> WHAT YOU NEED TO DO
Pull out every line of the items below verbatim, and leave the pictures out of your answer.

> RECORDS SHOWN
#####
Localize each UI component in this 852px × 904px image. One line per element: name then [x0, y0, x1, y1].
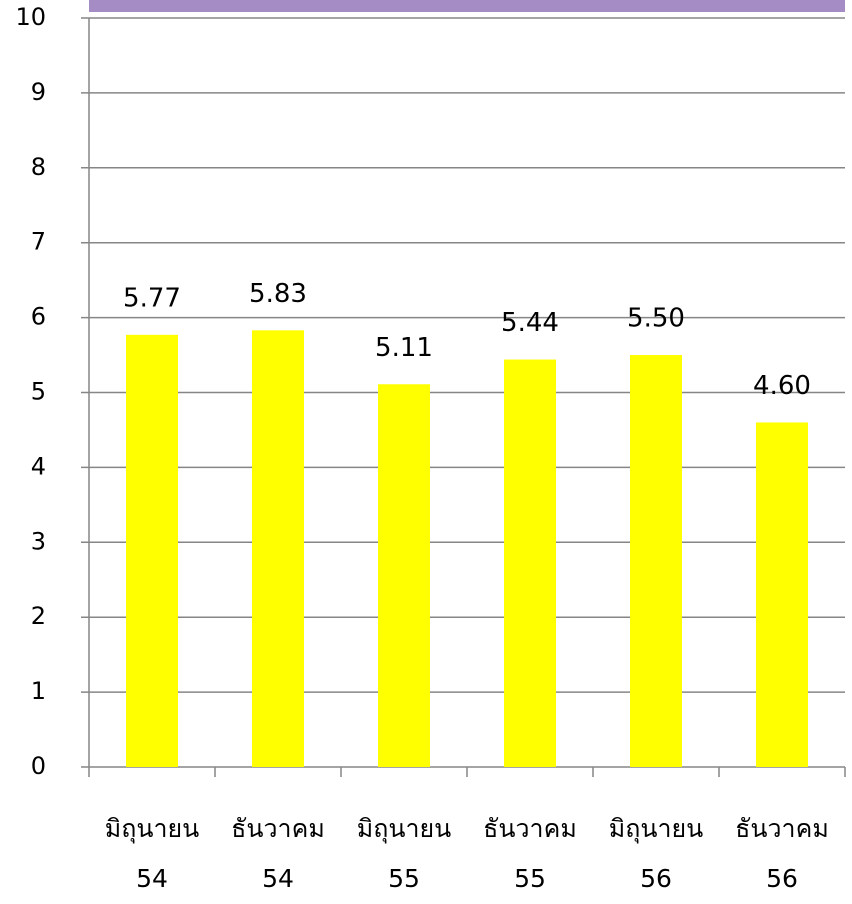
value-label: 5.77 — [123, 283, 181, 313]
y-tick-label: 1 — [31, 677, 46, 705]
bar — [504, 359, 556, 767]
x-tick-label: ธันวาคม 54 — [231, 814, 325, 893]
bar — [126, 334, 178, 767]
x-tick-label: มิถุนายน 54 — [104, 814, 200, 893]
y-tick-label: 10 — [15, 3, 46, 31]
bar — [630, 355, 682, 767]
y-tick-label: 4 — [31, 452, 46, 480]
value-label: 5.11 — [375, 333, 433, 363]
x-tick-label: ธันวาคม 56 — [735, 814, 829, 893]
value-label: 5.83 — [249, 279, 307, 309]
value-label: 4.60 — [753, 371, 811, 401]
y-tick-label: 0 — [31, 752, 46, 780]
y-tick-label: 6 — [31, 303, 46, 331]
bar — [378, 384, 430, 767]
value-label: 5.44 — [501, 308, 559, 338]
y-tick-label: 8 — [31, 153, 46, 181]
bar — [252, 330, 304, 767]
y-tick-label: 7 — [31, 228, 46, 256]
header-band — [89, 0, 845, 12]
y-tick-label: 3 — [31, 527, 46, 555]
y-tick-label: 9 — [31, 78, 46, 106]
y-tick-label: 5 — [31, 378, 46, 406]
x-tick-label: มิถุนายน 56 — [608, 814, 704, 893]
x-tick-label: ธันวาคม 55 — [483, 814, 577, 893]
y-tick-label: 2 — [31, 602, 46, 630]
x-tick-label: มิถุนายน 55 — [356, 814, 452, 893]
bar — [756, 422, 808, 767]
value-label: 5.50 — [627, 304, 685, 334]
#####
> CORRECT RESULT
Localize each UI component in this 852px × 904px image. One line per element: name then [x0, y0, x1, y1].
value-label: 5.77 — [123, 283, 181, 313]
y-tick-label: 1 — [31, 677, 46, 705]
bar — [504, 359, 556, 767]
x-tick-label: ธันวาคม 54 — [231, 814, 325, 893]
bar — [126, 334, 178, 767]
x-tick-label: มิถุนายน 54 — [104, 814, 200, 893]
y-tick-label: 10 — [15, 3, 46, 31]
bar — [630, 355, 682, 767]
y-tick-label: 4 — [31, 452, 46, 480]
value-label: 5.11 — [375, 333, 433, 363]
x-tick-label: ธันวาคม 56 — [735, 814, 829, 893]
value-label: 5.83 — [249, 279, 307, 309]
value-label: 4.60 — [753, 371, 811, 401]
y-tick-label: 0 — [31, 752, 46, 780]
y-tick-label: 6 — [31, 303, 46, 331]
bar — [378, 384, 430, 767]
value-label: 5.44 — [501, 308, 559, 338]
y-tick-label: 8 — [31, 153, 46, 181]
bar — [252, 330, 304, 767]
y-tick-label: 7 — [31, 228, 46, 256]
header-band — [89, 0, 845, 12]
y-tick-label: 3 — [31, 527, 46, 555]
y-tick-label: 9 — [31, 78, 46, 106]
y-tick-label: 5 — [31, 378, 46, 406]
x-tick-label: มิถุนายน 56 — [608, 814, 704, 893]
x-tick-label: ธันวาคม 55 — [483, 814, 577, 893]
y-tick-label: 2 — [31, 602, 46, 630]
x-tick-label: มิถุนายน 55 — [356, 814, 452, 893]
bar — [756, 422, 808, 767]
value-label: 5.50 — [627, 304, 685, 334]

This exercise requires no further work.